▸ ÉNONCÉ 1:
Actualisez le texte sur le nucléaire : recopiez tout ce qui va de « Le premier de » jusqu'à « font bon ménage. », en remplaçant « globalisation » par « mondialisation ».
▸ ÉNONCÉ 2:
Affichez chaque ligne des entrées qui contient la chaîne « acts », en tenant compte de la casse.

═══ TEXTE SOURCE

Introduction
Le secteur du nucléaire en Occident se situe actuellement quelque part entre le combat d’arrière-garde et la préparation de conquêtes encore distantes dans le futur. Si renaissance du nucléaire il y aura, elle sera plus ardue et tardera davantage qu’initialement espéré par certains à l’aube des années 2000. Cependant, deux facteurs permettent de penser que le nucléaire possède en réalité un avenir prometteur.
Le premier de ces facteurs est l’innovation technologique. Nous en parlons spécifiquement dans notre article : L’avenir du nucléaire est ouvert. Le second facteur, qui nous intéresse plus spécifiquement ici, est celui de la globalisation, entendue d’abord comme globalisation des marchés. Dans quelle mesure et à quelles conditions les acteurs du nucléaire peuvent-ils encore espérer trouver de nouveaux espaces de développement hors de leurs périmètres natifs ? “Encore”, car la question ne date pas d’aujourd’hui : le nucléaire s’est déjà beaucoup globalisé ces dernières trente années. Mais l’évolution du contexte international ne peut que conduire à son réexamen, en cherchant à l’intégrer dans le cadre d’une réflexion systémique. La question est au fond celle de savoir si stratégie d’innovation technologique et globalisation font bon ménage.

══════
═══ ENTRÉES FOURNIES

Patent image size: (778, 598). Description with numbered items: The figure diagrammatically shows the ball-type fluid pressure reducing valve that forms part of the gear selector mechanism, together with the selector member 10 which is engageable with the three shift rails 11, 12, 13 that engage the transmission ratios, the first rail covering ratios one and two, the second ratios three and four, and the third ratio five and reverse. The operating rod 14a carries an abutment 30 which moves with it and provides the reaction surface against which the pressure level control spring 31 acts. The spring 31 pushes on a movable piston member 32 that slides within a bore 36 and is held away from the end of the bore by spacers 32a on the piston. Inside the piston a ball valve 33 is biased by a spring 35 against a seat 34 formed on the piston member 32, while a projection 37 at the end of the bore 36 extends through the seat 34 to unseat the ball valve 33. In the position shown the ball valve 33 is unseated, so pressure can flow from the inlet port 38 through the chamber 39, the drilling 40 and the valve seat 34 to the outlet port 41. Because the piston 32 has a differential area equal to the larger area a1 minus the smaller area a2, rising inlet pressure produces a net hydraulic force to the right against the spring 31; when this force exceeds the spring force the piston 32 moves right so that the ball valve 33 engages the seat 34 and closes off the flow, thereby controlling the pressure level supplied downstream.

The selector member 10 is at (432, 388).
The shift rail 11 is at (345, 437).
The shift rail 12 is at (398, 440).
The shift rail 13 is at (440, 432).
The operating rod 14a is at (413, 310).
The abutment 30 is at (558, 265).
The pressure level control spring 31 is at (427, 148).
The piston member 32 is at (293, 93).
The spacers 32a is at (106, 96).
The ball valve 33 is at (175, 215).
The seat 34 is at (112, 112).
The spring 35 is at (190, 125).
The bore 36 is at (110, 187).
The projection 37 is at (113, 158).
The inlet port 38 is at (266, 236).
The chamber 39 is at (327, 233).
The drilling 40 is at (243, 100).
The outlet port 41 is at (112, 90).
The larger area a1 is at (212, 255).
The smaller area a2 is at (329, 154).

══════
═══ ENTRÉES FOURNIES

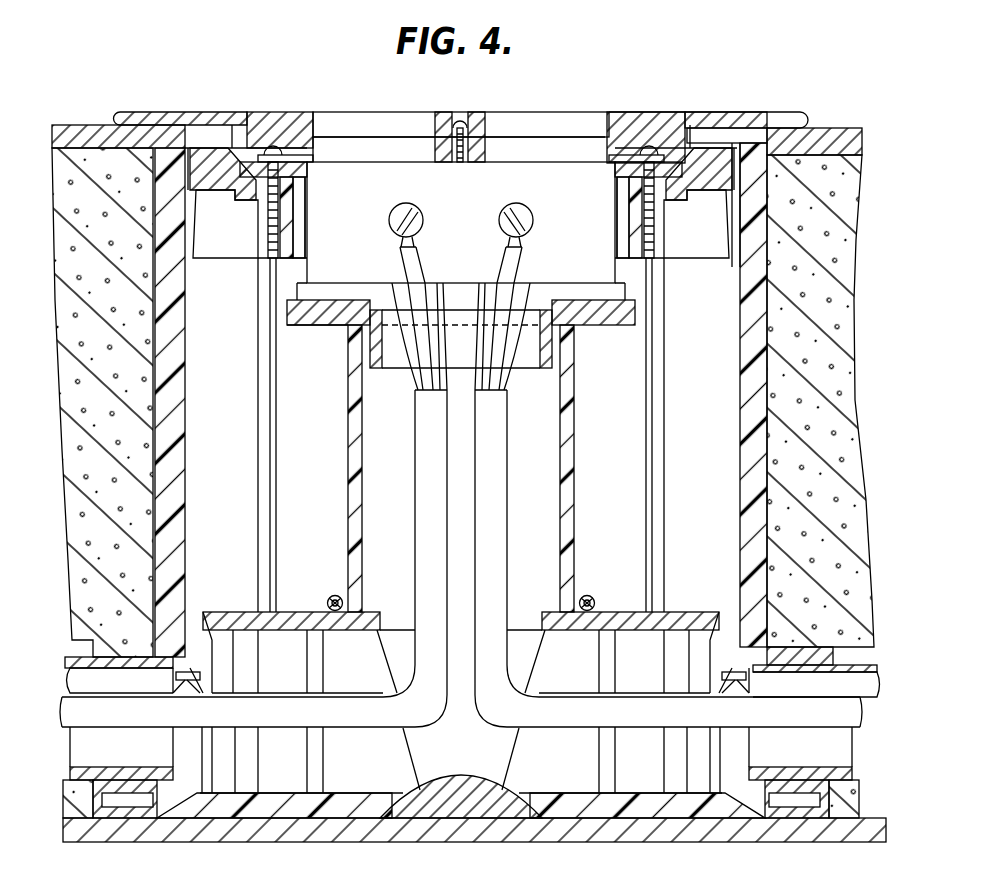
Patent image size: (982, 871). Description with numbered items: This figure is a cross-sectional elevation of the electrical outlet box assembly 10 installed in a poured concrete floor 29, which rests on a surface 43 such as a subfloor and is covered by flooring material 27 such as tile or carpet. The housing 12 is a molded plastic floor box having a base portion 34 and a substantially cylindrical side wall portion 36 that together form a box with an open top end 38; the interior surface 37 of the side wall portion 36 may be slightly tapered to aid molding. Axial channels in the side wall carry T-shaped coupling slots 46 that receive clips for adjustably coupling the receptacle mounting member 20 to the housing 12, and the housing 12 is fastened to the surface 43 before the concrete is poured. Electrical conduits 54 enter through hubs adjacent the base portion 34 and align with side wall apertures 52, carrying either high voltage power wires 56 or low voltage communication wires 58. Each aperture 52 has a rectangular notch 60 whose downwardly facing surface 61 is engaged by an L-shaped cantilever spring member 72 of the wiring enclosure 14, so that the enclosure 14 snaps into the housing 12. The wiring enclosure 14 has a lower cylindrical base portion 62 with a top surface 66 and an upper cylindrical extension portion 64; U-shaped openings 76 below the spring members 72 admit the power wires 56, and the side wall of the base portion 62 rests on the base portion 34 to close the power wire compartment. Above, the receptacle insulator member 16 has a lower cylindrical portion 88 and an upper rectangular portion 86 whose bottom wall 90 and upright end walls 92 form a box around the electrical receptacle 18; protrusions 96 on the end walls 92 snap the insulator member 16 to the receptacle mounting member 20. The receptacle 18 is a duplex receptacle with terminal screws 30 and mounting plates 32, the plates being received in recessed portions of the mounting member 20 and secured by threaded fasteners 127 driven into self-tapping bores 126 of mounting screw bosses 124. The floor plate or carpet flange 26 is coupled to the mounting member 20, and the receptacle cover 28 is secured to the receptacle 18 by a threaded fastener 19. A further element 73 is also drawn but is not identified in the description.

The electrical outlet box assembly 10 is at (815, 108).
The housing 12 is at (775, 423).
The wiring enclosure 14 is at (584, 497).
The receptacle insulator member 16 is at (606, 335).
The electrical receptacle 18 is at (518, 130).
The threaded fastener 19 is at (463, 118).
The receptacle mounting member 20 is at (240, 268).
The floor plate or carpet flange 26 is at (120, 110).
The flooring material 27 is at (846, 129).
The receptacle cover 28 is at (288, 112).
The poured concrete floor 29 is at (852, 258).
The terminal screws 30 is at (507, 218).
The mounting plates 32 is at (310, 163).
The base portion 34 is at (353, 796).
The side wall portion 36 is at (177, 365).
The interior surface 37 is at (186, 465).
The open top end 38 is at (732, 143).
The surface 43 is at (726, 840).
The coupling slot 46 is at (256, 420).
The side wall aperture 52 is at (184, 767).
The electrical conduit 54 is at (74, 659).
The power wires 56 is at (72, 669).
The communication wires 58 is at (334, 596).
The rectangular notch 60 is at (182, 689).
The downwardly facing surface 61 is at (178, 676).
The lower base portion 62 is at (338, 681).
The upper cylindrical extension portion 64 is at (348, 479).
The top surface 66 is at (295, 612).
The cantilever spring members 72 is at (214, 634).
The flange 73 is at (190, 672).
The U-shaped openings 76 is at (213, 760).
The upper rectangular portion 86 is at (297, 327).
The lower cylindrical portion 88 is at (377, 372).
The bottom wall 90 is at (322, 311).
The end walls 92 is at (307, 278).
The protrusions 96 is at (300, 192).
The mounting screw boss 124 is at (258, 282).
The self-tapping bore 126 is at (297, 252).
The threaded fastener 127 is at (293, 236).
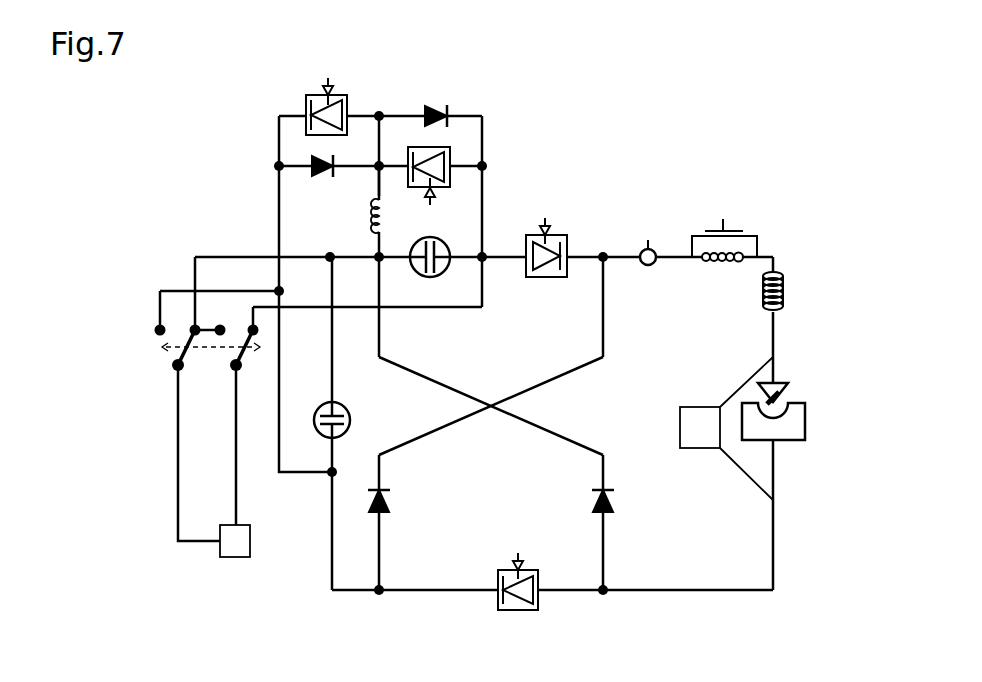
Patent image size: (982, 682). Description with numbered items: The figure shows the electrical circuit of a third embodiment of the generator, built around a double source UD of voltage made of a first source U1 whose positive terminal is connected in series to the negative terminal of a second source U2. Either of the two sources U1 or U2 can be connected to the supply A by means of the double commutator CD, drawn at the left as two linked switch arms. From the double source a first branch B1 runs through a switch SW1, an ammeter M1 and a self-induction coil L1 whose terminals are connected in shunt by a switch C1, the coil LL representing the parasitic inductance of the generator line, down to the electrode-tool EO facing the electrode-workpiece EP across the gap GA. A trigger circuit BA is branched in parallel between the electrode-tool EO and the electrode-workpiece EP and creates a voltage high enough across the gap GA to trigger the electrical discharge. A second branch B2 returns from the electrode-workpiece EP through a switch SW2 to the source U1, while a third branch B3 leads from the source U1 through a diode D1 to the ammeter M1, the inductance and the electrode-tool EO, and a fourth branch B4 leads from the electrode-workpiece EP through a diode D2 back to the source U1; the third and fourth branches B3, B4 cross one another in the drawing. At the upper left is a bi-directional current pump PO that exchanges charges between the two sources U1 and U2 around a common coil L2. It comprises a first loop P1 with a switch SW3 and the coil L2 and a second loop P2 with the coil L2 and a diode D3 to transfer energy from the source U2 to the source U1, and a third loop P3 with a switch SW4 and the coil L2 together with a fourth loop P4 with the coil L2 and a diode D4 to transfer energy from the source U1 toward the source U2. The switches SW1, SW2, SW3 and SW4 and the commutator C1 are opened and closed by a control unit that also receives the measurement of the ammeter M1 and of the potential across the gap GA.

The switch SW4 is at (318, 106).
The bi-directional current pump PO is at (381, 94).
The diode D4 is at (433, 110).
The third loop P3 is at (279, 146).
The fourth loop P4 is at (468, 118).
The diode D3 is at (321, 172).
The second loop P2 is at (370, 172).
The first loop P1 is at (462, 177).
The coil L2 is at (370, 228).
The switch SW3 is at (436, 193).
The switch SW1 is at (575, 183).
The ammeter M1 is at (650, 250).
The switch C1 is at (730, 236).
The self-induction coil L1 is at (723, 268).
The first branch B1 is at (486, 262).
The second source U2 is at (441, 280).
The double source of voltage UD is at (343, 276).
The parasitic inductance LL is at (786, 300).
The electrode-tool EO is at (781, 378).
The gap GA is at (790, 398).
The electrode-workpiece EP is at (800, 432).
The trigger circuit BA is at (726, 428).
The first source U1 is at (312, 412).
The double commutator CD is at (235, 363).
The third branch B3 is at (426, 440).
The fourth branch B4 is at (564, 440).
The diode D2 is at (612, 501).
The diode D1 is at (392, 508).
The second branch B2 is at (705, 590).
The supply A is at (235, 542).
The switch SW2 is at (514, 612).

══════
═══ ENTRÉES FOURNIES

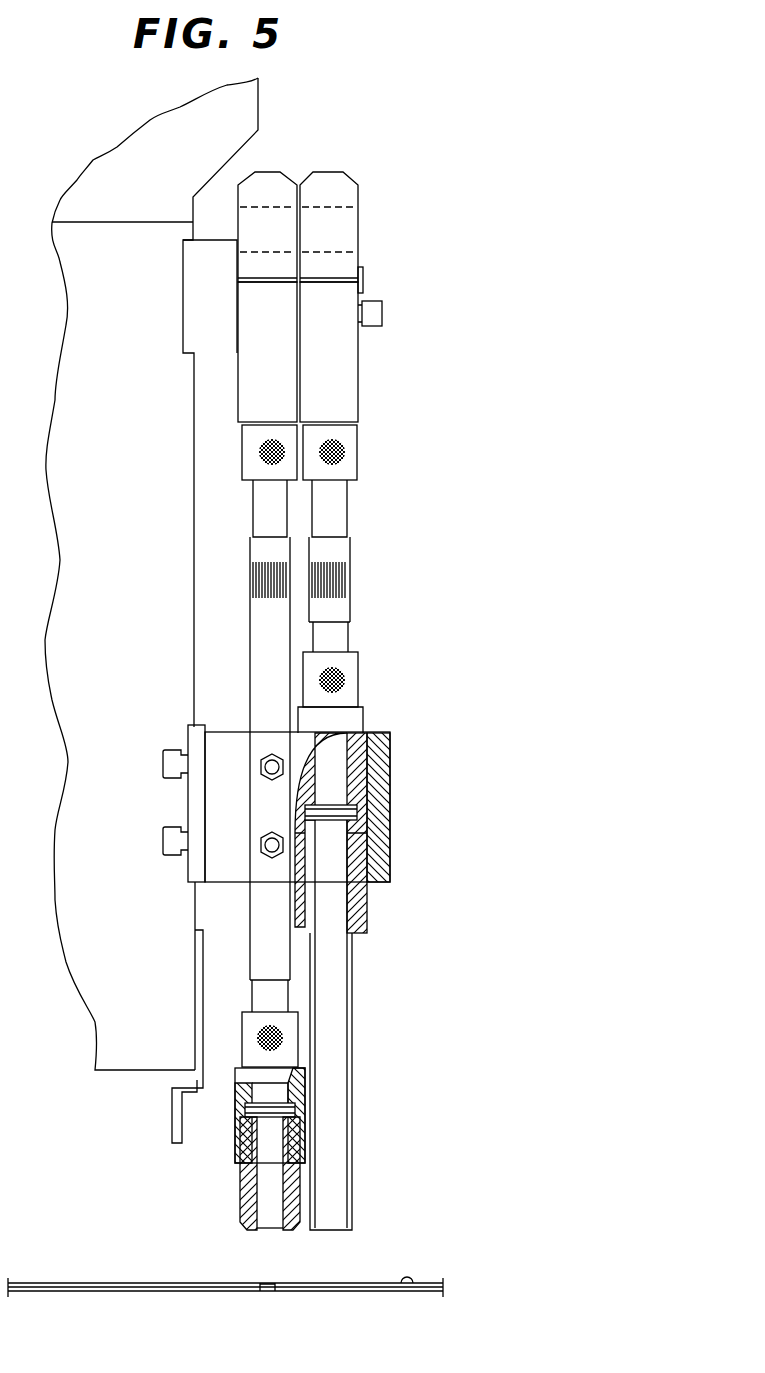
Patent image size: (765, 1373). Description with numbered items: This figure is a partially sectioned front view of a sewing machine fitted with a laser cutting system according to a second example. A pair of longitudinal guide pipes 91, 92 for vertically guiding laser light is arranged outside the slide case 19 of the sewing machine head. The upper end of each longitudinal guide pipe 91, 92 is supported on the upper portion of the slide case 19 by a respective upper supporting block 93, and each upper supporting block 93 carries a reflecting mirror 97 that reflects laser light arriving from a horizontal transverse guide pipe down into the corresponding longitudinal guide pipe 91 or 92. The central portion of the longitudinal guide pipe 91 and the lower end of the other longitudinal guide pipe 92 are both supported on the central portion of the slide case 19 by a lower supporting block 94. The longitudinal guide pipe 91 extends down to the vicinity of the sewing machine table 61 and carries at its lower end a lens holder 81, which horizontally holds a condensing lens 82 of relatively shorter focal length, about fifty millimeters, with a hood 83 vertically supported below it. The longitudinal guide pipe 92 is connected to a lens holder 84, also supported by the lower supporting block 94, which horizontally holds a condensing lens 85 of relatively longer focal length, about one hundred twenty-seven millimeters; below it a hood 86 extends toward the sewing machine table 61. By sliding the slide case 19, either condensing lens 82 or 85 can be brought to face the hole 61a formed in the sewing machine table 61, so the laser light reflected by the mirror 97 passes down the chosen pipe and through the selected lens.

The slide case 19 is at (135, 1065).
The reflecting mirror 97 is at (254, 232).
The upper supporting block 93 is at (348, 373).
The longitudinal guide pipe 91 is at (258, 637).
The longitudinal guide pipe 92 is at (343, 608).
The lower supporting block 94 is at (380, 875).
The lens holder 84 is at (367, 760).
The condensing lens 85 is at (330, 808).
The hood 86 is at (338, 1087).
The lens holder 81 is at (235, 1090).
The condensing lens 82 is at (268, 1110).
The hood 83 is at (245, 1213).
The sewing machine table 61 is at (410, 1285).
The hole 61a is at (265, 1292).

══════

▸ CORRIGÉ 1:
Le premier de ces facteurs est l’innovation technologique. Nous en parlons spécifiquement dans notre article : L’avenir du nucléaire est ouvert. Le second facteur, qui nous intéresse plus spécifiquement ici, est celui de la mondialisation, entendue d’abord comme mondialisation des marchés. Dans quelle mesure et à quelles conditions les acteurs du nucléaire peuvent-ils encore espérer trouver de nouveaux espaces de développement hors de leurs périmètres natifs ? “Encore”, car la question ne date pas d’aujourd’hui : le nucléaire s’est déjà beaucoup globalisé ces dernières trente années. Mais l’évolution du contexte international ne peut que conduire à son réexamen, en cherchant à l’intégrer dans le cadre d’une réflexion systémique. La question est au fond celle de savoir si stratégie d’innovation technologique et mondialisation font bon ménage.

▸ CORRIGÉ 2:
Patent image size: (778, 598). Description with numbered items: The figure diagrammatically shows the ball-type fluid pressure reducing valve that forms part of the gear selector mechanism, together with the selector member 10 which is engageable with the three shift rails 11, 12, 13 that engage the transmission ratios, the first rail covering ratios one and two, the second ratios three and four, and the third ratio five and reverse. The operating rod 14a carries an abutment 30 which moves with it and provides the reaction surface against which the pressure level control spring 31 acts. The spring 31 pushes on a movable piston member 32 that slides within a bore 36 and is held away from the end of the bore by spacers 32a on the piston. Inside the piston a ball valve 33 is biased by a spring 35 against a seat 34 formed on the piston member 32, while a projection 37 at the end of the bore 36 extends through the seat 34 to unseat the ball valve 33. In the position shown the ball valve 33 is unseated, so pressure can flow from the inlet port 38 through the chamber 39, the drilling 40 and the valve seat 34 to the outlet port 41. Because the piston 32 has a differential area equal to the larger area a1 minus the smaller area a2, rising inlet pressure produces a net hydraulic force to the right against the spring 31; when this force exceeds the spring force the piston 32 moves right so that the ball valve 33 engages the seat 34 and closes off the flow, thereby controlling the pressure level supplied downstream.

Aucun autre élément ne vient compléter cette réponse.